[Entries from a dataset]
+ + +

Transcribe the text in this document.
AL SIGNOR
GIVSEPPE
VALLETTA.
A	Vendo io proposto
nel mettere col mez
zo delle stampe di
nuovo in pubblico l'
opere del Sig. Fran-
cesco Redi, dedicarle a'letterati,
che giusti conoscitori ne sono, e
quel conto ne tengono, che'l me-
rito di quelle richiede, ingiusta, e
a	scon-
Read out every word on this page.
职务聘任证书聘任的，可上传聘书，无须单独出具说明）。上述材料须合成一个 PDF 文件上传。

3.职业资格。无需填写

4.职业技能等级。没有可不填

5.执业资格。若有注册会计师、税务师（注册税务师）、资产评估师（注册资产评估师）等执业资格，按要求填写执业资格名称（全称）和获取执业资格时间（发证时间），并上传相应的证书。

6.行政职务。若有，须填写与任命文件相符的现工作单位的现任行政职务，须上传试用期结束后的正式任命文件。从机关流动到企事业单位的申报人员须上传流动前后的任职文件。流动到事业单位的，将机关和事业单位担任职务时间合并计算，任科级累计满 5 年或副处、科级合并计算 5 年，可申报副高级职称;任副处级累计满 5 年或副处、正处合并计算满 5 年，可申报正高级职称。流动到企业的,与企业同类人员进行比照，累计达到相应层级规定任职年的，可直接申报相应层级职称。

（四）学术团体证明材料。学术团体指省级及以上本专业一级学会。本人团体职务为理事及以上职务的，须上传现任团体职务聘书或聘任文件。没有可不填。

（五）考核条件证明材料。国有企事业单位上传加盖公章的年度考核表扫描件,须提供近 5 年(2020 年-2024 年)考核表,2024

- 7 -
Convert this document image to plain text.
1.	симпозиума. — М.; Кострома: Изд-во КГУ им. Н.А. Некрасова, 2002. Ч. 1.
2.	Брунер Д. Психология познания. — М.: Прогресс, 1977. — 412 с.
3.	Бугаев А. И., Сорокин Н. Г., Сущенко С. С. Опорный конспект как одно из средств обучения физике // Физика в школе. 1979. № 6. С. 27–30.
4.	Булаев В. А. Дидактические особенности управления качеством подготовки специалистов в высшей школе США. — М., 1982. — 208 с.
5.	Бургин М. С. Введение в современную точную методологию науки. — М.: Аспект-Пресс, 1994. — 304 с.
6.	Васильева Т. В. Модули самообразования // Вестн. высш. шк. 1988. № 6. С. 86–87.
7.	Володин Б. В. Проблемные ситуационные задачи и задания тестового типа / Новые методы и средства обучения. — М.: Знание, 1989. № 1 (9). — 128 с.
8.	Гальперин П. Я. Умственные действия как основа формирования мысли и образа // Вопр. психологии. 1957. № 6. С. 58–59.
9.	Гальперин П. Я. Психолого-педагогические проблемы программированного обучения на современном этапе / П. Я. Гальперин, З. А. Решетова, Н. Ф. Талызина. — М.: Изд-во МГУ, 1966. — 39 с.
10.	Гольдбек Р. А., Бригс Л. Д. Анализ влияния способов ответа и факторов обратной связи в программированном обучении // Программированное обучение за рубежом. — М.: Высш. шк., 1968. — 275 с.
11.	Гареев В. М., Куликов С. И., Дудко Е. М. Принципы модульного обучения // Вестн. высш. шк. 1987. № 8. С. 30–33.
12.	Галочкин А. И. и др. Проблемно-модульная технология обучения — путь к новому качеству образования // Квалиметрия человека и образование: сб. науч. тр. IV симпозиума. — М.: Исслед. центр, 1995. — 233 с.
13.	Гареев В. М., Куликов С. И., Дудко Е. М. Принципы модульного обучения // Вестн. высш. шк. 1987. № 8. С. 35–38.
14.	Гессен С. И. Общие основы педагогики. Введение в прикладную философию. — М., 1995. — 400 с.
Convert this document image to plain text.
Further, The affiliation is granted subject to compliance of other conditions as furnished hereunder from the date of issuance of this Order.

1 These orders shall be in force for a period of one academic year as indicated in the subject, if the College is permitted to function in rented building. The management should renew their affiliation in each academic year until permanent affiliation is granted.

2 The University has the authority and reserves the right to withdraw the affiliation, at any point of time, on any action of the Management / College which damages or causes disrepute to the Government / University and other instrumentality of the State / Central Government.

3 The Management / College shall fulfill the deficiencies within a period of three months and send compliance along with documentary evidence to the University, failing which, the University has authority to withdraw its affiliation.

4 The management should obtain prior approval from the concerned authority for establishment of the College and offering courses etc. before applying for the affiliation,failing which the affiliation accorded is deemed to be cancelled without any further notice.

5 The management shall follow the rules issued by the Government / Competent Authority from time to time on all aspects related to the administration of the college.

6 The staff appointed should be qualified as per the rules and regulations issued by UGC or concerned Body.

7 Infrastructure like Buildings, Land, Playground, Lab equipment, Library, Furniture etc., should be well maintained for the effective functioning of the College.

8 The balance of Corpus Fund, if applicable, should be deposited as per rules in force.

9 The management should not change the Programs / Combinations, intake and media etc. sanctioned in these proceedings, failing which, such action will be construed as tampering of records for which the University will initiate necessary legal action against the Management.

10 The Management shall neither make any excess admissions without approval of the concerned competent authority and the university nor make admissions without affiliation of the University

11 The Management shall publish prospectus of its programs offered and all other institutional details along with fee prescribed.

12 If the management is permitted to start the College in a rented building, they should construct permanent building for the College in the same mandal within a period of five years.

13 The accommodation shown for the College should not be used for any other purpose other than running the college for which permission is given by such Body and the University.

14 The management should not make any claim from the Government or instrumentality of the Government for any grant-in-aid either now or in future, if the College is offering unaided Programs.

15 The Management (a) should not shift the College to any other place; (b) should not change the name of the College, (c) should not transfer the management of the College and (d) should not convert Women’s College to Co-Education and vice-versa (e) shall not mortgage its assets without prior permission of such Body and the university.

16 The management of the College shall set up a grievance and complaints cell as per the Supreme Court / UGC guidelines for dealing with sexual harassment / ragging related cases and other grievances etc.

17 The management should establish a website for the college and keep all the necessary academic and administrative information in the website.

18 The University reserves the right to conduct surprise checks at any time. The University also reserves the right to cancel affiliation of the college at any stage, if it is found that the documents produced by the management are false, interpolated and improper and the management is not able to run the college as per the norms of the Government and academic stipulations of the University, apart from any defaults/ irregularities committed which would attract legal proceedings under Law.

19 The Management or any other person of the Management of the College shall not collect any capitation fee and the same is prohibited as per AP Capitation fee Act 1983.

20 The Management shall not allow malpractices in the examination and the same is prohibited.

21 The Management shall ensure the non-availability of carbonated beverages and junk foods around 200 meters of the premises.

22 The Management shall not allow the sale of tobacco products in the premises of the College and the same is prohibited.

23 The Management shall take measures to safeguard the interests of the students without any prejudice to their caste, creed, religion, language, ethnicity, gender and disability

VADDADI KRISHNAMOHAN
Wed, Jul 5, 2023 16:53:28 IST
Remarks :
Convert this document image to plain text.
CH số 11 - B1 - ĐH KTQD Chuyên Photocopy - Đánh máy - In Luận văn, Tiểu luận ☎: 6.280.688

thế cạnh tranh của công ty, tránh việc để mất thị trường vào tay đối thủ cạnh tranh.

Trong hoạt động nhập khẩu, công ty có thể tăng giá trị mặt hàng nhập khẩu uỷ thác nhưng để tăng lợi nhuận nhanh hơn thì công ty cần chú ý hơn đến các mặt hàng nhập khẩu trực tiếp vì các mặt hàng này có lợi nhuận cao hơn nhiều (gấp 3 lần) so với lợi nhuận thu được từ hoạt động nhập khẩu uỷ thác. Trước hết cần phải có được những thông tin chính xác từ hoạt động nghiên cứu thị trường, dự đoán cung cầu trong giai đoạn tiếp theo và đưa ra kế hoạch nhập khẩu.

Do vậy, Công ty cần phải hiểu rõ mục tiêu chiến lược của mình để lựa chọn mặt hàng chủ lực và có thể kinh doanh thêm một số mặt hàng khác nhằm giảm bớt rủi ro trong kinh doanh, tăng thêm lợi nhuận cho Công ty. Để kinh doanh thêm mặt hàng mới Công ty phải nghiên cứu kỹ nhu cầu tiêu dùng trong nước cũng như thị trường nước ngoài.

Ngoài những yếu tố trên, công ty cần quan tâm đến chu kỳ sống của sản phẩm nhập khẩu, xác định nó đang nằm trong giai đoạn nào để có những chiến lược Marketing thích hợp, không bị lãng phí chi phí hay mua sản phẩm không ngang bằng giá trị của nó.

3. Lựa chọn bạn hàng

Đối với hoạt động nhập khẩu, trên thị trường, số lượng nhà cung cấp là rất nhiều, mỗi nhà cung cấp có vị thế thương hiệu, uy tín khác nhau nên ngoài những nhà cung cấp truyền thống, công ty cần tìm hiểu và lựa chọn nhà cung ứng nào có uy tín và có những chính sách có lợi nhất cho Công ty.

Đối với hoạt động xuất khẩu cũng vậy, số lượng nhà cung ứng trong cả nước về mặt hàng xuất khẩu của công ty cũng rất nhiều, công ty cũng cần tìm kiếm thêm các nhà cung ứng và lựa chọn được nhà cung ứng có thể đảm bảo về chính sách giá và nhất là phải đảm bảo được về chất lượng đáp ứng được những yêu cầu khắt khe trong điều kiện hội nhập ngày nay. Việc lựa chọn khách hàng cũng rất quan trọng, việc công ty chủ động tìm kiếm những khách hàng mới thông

+ + +

Copy all lines of the material above where the string "симпозиума" occurs.

1.	симпозиума. — М.; Кострома: Изд-во КГУ им. Н.А. Некрасова, 2002. Ч. 1.
12.	Галочкин А. И. и др. Проблемно-модульная технология обучения — путь к новому качеству образования // Квалиметрия человека и образование: сб. науч. тр. IV симпозиума. — М.: Исслед. центр, 1995. — 233 с.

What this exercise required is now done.